### Task statement
Extract the lines from the first one up to and including the line with "step-item: 6 Enter", copying each one word for word.

### Data to process
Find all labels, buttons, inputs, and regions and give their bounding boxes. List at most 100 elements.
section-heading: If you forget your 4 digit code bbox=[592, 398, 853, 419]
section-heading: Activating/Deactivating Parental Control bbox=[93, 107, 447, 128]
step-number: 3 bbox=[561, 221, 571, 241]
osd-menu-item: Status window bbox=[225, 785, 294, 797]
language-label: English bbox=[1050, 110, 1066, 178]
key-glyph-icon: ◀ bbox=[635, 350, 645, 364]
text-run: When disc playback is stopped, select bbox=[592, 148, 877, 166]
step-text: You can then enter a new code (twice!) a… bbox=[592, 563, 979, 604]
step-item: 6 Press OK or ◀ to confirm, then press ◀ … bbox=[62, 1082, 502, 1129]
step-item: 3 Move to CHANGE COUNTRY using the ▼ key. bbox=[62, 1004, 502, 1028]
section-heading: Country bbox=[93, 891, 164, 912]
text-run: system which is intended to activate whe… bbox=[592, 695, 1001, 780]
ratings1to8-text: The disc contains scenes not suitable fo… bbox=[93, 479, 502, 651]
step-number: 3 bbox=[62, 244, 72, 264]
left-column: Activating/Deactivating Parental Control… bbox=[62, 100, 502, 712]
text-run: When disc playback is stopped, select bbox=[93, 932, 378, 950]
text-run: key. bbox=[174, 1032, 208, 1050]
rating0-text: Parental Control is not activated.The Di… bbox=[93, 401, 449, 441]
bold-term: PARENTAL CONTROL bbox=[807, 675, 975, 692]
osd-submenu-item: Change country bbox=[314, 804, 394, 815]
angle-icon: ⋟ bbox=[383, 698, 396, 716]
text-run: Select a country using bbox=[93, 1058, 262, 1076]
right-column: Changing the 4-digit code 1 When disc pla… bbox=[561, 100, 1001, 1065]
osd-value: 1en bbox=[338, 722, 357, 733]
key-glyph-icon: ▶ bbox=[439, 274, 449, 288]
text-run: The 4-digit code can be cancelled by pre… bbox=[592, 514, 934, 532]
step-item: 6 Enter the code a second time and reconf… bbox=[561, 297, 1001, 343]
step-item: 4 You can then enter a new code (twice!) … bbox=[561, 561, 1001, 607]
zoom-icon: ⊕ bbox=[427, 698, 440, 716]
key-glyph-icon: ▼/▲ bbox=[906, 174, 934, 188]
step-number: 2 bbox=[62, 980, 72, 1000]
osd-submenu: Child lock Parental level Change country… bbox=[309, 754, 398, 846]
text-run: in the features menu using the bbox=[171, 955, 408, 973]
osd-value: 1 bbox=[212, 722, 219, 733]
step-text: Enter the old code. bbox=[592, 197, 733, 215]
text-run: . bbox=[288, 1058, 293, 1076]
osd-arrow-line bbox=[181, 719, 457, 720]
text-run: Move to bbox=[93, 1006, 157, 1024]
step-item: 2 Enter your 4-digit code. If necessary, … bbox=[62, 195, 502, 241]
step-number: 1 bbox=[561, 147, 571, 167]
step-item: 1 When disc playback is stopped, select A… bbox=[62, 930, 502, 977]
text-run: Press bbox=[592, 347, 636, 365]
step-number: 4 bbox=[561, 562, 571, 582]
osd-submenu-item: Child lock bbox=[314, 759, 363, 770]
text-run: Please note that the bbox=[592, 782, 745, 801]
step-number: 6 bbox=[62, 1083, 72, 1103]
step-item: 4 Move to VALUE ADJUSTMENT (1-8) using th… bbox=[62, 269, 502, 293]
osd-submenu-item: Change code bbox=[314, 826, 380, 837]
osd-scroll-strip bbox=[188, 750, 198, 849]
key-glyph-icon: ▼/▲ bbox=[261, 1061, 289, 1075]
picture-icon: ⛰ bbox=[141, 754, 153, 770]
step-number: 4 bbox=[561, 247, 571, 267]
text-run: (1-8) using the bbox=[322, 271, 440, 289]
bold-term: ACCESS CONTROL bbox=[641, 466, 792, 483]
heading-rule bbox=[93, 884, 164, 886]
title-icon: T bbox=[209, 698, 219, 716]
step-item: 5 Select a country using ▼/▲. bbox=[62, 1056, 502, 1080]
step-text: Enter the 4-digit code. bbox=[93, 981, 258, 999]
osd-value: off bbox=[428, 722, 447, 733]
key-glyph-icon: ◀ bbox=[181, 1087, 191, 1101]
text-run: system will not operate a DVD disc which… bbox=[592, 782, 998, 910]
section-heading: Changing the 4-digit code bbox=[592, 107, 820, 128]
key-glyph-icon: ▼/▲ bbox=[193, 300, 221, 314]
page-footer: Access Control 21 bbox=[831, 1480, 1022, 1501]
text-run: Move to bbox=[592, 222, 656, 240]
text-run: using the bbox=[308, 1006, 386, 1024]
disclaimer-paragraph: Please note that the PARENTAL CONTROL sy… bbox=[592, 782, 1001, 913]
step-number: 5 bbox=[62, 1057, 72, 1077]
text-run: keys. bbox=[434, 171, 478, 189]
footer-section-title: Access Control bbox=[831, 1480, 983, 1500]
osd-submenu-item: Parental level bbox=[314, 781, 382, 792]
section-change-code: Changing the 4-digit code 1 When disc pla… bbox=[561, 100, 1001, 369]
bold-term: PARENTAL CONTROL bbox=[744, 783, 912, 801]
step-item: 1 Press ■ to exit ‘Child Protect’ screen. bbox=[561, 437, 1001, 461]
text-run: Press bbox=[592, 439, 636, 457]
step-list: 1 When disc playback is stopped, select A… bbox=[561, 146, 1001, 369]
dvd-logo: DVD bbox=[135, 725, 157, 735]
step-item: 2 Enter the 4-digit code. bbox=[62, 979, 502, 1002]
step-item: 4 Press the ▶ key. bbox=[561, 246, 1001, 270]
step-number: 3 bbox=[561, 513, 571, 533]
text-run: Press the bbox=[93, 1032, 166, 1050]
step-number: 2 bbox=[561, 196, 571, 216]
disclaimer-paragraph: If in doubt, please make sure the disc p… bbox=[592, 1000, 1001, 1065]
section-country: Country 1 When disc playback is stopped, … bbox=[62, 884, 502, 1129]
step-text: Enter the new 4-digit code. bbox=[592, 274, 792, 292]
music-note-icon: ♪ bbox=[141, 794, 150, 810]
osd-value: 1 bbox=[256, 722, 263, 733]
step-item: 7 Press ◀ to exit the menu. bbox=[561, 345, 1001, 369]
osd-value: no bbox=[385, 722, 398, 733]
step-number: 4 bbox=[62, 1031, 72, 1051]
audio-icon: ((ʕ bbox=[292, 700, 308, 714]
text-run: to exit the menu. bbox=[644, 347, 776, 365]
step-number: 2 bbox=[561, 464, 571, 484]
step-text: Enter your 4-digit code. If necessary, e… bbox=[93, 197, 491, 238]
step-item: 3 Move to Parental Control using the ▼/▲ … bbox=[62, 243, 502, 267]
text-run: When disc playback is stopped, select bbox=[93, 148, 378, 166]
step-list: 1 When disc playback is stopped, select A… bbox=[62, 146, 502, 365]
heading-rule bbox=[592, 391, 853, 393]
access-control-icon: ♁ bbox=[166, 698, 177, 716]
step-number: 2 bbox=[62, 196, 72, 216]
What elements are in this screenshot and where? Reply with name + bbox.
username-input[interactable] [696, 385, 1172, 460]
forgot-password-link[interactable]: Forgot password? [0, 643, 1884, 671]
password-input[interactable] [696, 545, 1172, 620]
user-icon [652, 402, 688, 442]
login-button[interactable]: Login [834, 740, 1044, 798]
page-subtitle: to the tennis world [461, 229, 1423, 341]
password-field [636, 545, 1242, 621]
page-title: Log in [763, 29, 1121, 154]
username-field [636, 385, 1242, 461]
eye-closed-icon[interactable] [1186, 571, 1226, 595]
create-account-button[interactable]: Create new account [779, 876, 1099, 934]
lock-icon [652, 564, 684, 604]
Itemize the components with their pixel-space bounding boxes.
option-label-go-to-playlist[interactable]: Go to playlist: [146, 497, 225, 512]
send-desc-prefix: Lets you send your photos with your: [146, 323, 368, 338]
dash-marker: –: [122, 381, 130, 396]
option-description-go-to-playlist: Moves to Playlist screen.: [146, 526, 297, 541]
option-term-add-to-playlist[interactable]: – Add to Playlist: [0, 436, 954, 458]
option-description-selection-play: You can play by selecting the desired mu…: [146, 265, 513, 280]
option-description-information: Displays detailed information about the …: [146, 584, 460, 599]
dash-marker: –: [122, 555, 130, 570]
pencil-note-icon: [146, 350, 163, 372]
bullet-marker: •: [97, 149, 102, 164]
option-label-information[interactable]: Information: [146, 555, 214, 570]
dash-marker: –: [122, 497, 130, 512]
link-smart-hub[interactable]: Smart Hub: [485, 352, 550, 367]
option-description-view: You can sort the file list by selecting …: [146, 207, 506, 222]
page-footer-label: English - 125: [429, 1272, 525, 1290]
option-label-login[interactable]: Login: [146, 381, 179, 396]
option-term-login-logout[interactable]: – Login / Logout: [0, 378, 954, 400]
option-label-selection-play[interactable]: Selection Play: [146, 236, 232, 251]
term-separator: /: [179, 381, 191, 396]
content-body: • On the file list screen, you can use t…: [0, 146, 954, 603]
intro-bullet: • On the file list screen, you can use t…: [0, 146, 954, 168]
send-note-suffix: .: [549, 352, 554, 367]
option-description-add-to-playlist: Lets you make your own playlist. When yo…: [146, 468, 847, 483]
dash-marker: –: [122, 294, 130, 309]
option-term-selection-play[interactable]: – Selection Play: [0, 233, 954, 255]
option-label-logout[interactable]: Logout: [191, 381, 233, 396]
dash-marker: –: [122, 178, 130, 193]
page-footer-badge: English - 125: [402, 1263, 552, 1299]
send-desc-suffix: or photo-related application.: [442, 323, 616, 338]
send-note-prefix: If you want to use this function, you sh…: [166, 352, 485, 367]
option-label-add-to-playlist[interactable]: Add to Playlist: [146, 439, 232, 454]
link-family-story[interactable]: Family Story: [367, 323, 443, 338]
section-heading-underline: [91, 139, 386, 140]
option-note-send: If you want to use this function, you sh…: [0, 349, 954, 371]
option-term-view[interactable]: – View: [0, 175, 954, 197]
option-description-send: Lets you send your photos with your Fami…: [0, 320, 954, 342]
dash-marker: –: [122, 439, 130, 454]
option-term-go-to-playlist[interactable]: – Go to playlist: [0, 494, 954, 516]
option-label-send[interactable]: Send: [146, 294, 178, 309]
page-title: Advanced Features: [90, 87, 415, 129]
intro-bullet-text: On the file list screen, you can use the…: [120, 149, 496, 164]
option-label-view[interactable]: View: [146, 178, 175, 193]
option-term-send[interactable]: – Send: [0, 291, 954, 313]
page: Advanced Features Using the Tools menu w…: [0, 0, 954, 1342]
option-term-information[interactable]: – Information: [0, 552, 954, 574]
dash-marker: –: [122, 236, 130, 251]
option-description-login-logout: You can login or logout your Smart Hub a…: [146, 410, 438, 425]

### Output below
Find all labels, buttons, inputs, and regions and give their bounding boxes. List at most 100 elements.
section-heading: If you forget your 4 digit code bbox=[592, 398, 853, 419]
section-heading: Activating/Deactivating Parental Control bbox=[93, 107, 447, 128]
step-number: 3 bbox=[561, 221, 571, 241]
osd-menu-item: Status window bbox=[225, 785, 294, 797]
language-label: English bbox=[1050, 110, 1066, 178]
key-glyph-icon: ◀ bbox=[635, 350, 645, 364]
text-run: When disc playback is stopped, select bbox=[592, 148, 877, 166]
step-text: You can then enter a new code (twice!) a… bbox=[592, 563, 979, 604]
step-item: 6 Press OK or ◀ to confirm, then press ◀ … bbox=[62, 1082, 502, 1129]
step-item: 3 Move to CHANGE COUNTRY using the ▼ key. bbox=[62, 1004, 502, 1028]
section-heading: Country bbox=[93, 891, 164, 912]
text-run: system which is intended to activate whe… bbox=[592, 695, 1001, 780]
ratings1to8-text: The disc contains scenes not suitable fo… bbox=[93, 479, 502, 651]
step-number: 3 bbox=[62, 244, 72, 264]
left-column: Activating/Deactivating Parental Control… bbox=[62, 100, 502, 712]
text-run: When disc playback is stopped, select bbox=[93, 932, 378, 950]
text-run: key. bbox=[174, 1032, 208, 1050]
rating0-text: Parental Control is not activated.The Di… bbox=[93, 401, 449, 441]
bold-term: PARENTAL CONTROL bbox=[807, 675, 975, 692]
osd-submenu-item: Change country bbox=[314, 804, 394, 815]
angle-icon: ⋟ bbox=[383, 698, 396, 716]
text-run: Select a country using bbox=[93, 1058, 262, 1076]
right-column: Changing the 4-digit code 1 When disc pla… bbox=[561, 100, 1001, 1065]
osd-value: 1en bbox=[338, 722, 357, 733]
key-glyph-icon: ▶ bbox=[439, 274, 449, 288]
text-run: The 4-digit code can be cancelled by pre… bbox=[592, 514, 934, 532]
step-item: 6 Enter the code a second time and reconf… bbox=[561, 297, 1001, 343]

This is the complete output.